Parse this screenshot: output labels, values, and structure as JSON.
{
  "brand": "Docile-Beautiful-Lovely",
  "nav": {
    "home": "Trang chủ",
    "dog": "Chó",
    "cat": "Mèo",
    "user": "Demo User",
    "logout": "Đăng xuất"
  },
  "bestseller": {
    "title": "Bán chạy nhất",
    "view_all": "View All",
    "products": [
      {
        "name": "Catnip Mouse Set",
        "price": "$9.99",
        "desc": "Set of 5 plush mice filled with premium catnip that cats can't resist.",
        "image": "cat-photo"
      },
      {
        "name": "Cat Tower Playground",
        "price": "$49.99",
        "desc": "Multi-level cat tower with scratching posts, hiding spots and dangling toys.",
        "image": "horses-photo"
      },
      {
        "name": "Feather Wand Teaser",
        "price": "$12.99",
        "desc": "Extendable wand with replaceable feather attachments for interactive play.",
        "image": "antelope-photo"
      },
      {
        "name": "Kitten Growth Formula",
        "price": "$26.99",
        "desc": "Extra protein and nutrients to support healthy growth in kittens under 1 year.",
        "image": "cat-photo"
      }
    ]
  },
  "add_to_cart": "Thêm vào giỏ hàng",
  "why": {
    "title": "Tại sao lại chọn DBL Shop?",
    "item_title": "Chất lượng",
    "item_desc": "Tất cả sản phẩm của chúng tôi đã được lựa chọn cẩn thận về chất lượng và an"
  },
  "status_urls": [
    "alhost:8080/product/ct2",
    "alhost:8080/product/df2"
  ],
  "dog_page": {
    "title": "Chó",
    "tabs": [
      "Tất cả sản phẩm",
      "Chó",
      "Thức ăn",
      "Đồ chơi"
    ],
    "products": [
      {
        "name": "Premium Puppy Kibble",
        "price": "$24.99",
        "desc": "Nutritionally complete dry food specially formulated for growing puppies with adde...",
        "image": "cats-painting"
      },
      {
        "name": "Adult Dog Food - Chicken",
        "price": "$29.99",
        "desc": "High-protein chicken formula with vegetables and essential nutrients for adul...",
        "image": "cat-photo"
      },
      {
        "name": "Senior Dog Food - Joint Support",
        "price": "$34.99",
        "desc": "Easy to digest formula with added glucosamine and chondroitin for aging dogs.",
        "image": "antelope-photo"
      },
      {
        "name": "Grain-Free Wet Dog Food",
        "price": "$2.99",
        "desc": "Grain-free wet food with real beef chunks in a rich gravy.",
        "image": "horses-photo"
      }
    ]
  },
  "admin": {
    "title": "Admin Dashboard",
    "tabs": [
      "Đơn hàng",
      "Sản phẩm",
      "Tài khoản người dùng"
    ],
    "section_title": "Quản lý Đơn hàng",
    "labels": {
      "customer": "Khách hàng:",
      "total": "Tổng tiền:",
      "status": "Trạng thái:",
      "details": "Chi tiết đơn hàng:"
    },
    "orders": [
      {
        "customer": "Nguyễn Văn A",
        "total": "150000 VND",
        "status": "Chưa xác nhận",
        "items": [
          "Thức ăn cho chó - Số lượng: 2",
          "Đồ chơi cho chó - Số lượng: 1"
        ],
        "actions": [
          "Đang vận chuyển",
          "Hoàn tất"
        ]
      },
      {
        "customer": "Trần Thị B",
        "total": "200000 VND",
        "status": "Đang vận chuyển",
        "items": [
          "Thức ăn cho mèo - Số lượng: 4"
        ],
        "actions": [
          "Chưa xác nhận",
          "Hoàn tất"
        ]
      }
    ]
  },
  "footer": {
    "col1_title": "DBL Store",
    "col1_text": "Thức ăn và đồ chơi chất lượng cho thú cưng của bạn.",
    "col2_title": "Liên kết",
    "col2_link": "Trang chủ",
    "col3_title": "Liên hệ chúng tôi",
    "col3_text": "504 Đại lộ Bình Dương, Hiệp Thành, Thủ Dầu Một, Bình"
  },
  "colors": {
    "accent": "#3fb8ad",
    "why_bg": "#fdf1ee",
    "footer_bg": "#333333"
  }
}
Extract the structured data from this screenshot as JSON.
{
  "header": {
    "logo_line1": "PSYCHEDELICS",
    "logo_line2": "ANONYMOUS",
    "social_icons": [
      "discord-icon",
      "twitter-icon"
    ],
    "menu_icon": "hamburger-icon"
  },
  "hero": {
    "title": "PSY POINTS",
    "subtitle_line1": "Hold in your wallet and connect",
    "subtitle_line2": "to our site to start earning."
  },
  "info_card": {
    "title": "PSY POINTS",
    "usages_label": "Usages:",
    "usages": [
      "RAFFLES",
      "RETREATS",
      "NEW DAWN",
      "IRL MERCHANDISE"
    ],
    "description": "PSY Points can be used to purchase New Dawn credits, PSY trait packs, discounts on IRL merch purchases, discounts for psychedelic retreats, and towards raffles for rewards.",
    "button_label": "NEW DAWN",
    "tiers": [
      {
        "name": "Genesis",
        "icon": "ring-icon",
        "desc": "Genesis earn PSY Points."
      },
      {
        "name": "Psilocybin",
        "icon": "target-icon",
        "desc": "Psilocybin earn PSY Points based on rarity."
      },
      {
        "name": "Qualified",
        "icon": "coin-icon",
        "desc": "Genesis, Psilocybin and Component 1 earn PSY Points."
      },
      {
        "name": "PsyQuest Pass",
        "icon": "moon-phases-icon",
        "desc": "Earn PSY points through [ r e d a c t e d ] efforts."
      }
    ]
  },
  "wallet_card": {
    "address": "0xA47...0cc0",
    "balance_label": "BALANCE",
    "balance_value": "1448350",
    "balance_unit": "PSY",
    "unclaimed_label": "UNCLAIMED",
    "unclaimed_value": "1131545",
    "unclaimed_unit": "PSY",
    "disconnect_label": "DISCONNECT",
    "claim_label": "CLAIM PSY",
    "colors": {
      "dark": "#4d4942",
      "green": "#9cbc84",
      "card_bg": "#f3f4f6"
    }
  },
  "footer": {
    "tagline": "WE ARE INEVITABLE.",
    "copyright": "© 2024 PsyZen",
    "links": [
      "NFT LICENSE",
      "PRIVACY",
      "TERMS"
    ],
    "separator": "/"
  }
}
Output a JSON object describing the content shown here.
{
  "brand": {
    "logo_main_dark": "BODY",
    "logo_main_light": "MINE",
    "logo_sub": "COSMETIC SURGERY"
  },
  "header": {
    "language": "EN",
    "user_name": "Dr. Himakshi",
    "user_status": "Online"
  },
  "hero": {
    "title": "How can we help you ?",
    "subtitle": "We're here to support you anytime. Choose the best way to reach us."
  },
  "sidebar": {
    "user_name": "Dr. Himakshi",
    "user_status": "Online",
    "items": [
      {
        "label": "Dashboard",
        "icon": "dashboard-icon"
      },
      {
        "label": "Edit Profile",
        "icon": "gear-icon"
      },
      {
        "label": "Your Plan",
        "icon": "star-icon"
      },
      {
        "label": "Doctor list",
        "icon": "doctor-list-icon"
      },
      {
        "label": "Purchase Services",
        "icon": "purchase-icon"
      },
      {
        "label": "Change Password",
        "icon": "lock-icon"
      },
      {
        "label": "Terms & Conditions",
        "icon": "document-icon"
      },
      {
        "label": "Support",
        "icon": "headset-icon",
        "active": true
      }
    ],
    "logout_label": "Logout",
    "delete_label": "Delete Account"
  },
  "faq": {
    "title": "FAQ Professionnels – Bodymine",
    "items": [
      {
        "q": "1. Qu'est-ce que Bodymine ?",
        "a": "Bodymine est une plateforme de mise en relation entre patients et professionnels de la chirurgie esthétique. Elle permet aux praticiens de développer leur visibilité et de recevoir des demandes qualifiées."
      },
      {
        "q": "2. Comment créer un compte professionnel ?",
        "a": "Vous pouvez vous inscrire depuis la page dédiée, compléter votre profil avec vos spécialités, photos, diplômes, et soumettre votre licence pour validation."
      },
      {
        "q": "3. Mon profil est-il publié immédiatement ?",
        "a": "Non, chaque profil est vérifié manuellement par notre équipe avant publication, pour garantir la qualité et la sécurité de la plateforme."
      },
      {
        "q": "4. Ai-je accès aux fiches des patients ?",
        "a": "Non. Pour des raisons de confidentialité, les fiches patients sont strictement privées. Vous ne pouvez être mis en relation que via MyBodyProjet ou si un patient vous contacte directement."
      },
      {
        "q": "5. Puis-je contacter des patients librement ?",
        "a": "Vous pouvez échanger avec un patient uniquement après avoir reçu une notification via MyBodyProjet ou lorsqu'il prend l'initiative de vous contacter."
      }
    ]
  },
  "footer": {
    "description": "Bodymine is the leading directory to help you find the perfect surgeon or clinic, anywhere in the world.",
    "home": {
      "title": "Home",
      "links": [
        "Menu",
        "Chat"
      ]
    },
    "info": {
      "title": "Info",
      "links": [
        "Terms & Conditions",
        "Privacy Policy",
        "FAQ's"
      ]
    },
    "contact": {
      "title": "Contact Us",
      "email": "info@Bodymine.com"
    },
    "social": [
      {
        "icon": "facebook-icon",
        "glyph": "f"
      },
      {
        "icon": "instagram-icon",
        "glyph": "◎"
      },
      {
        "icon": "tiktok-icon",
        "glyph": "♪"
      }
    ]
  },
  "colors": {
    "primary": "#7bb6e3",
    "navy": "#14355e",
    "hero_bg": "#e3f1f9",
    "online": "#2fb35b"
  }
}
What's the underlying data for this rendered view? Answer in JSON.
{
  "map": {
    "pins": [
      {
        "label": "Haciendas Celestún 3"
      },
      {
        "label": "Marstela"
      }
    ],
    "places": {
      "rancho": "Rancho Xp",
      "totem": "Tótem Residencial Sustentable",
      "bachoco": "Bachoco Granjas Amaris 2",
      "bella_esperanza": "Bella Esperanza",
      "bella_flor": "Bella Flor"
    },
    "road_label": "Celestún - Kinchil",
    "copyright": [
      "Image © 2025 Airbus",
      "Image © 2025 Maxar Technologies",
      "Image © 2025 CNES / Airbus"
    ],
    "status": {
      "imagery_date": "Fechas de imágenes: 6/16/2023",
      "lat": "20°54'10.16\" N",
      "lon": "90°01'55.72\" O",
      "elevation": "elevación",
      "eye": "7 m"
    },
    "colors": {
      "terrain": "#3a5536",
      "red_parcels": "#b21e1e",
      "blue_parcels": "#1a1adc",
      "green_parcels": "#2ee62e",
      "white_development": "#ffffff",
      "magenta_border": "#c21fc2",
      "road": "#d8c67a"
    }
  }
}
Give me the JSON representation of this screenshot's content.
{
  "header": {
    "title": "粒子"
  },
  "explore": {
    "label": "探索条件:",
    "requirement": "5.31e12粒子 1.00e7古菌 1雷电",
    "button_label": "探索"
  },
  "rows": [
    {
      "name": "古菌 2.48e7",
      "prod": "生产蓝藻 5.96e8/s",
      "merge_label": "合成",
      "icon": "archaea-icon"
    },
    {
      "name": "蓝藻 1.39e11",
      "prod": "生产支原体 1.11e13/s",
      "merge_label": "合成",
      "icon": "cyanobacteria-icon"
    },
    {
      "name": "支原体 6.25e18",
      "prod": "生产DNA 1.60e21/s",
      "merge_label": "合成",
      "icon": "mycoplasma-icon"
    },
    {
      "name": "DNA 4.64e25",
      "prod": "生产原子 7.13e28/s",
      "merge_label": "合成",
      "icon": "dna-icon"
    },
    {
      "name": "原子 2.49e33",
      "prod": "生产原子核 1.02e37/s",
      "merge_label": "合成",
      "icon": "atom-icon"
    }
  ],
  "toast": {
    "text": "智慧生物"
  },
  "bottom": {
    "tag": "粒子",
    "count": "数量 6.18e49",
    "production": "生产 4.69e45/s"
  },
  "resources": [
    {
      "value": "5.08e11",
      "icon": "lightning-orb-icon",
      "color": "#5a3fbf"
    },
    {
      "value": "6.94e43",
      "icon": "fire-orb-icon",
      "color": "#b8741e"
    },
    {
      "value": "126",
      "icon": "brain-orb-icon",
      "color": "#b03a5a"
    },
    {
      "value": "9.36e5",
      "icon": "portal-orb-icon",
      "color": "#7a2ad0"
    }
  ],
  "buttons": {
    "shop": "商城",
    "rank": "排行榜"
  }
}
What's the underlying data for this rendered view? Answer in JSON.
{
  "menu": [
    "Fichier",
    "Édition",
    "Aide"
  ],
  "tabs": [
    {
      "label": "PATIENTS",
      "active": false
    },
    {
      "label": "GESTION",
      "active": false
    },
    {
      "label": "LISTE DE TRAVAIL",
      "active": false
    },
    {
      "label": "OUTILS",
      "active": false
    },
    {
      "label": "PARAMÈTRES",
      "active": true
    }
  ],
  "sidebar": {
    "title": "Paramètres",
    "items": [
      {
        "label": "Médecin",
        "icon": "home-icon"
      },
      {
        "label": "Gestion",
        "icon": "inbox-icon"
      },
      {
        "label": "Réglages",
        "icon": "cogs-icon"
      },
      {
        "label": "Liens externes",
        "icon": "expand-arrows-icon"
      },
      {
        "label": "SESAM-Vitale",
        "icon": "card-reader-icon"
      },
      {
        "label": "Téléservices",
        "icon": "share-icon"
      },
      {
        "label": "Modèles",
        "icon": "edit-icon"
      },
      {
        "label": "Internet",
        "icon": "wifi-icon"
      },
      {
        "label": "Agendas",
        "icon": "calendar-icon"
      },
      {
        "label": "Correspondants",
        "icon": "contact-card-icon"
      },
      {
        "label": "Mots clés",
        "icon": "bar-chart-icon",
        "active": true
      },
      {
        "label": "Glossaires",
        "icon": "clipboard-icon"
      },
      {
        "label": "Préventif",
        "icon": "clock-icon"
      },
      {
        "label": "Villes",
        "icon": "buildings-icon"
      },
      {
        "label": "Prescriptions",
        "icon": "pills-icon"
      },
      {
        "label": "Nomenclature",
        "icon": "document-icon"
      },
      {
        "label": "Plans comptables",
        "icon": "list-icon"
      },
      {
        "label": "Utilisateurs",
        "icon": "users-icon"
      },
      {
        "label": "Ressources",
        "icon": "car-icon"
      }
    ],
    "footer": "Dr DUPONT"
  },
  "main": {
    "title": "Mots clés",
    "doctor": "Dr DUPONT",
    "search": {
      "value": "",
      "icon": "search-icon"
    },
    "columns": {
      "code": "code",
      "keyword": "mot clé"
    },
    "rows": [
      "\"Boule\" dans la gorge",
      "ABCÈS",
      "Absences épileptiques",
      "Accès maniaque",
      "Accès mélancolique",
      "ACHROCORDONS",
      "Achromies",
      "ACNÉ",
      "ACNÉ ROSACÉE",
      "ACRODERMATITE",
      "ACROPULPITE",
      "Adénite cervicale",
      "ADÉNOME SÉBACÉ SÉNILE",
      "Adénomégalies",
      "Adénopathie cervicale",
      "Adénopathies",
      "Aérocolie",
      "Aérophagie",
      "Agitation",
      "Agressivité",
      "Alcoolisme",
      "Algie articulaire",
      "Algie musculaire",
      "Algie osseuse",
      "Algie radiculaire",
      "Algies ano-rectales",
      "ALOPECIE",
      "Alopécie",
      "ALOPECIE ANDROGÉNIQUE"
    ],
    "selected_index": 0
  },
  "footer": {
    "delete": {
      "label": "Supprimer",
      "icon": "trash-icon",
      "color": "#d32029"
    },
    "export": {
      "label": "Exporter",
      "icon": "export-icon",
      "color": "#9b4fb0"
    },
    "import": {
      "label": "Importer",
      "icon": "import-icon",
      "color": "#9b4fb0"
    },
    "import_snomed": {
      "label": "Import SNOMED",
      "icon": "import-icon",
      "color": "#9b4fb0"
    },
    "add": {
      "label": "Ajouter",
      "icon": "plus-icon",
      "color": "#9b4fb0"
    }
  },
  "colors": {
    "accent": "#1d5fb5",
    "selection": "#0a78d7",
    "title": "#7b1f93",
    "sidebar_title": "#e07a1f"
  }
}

▶ **Exercise objective**:
Only lines with the word "contacter" should be collected from the material.

▶ **Answer for this exercise**:
        "q": "5. Puis-je contacter des patients librement ?",
        "a": "Vous pouvez échanger avec un patient uniquement après avoir reçu une notification via MyBodyProjet ou lorsqu'il prend l'initiative de vous contacter."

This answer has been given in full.